> Aim: Go through the lines below. Copy those with "日升旗仪式".

> Supplied material:
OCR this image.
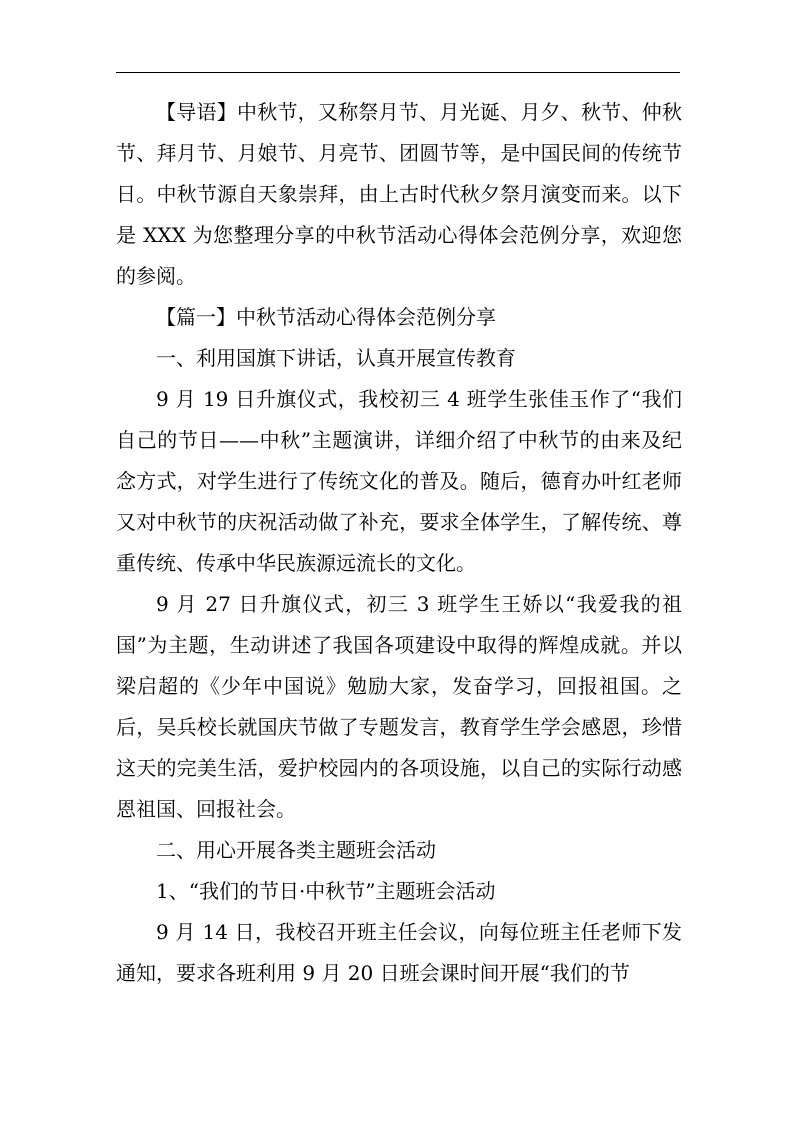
【导语】中秋节，又称祭月节、月光诞、月夕、秋节、仲秋节、拜月节、月娘节、月亮节、团圆节等，是中国民间的传统节日。中秋节源自天象崇拜，由上古时代秋夕祭月演变而来。以下是 XXX 为您整理分享的中秋节活动心得体会范例分享，欢迎您的参阅。

【篇一】中秋节活动心得体会范例分享

一、利用国旗下讲话，认真开展宣传教育

9 月 19 日升旗仪式，我校初三 4 班学生张佳玉作了“我们自己的节日——中秋”主题演讲，详细介绍了中秋节的由来及纪念方式，对学生进行了传统文化的普及。随后，德育办叶红老师又对中秋节的庆祝活动做了补充，要求全体学生，了解传统、尊重传统、传承中华民族源远流长的文化。

9 月 27 日升旗仪式，初三 3 班学生王娇以“我爱我的祖国”为主题，生动讲述了我国各项建设中取得的辉煌成就。并以梁启超的《少年中国说》勉励大家，发奋学习，回报祖国。之后，吴兵校长就国庆节做了专题发言，教育学生学会感恩，珍惜这天的完美生活，爱护校园内的各项设施，以自己的实际行动感恩祖国、回报社会。

二、用心开展各类主题班会活动

1、“我们的节日·中秋节”主题班会活动

9 月 14 日，我校召开班主任会议，向每位班主任老师下发通知，要求各班利用 9 月 20 日班会课时间开展“我们的节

> Exercise solution:
9 月 19 日升旗仪式，我校初三 4 班学生张佳玉作了“我们自己的节日——中秋”主题演讲，详细介绍了中秋节的由来及纪念方式，对学生进行了传统文化的普及。随后，德育办叶红老师又对中秋节的庆祝活动做了补充，要求全体学生，了解传统、尊重传统、传承中华民族源远流长的文化。
9 月 27 日升旗仪式，初三 3 班学生王娇以“我爱我的祖国”为主题，生动讲述了我国各项建设中取得的辉煌成就。并以梁启超的《少年中国说》勉励大家，发奋学习，回报祖国。之后，吴兵校长就国庆节做了专题发言，教育学生学会感恩，珍惜这天的完美生活，爱护校园内的各项设施，以自己的实际行动感恩祖国、回报社会。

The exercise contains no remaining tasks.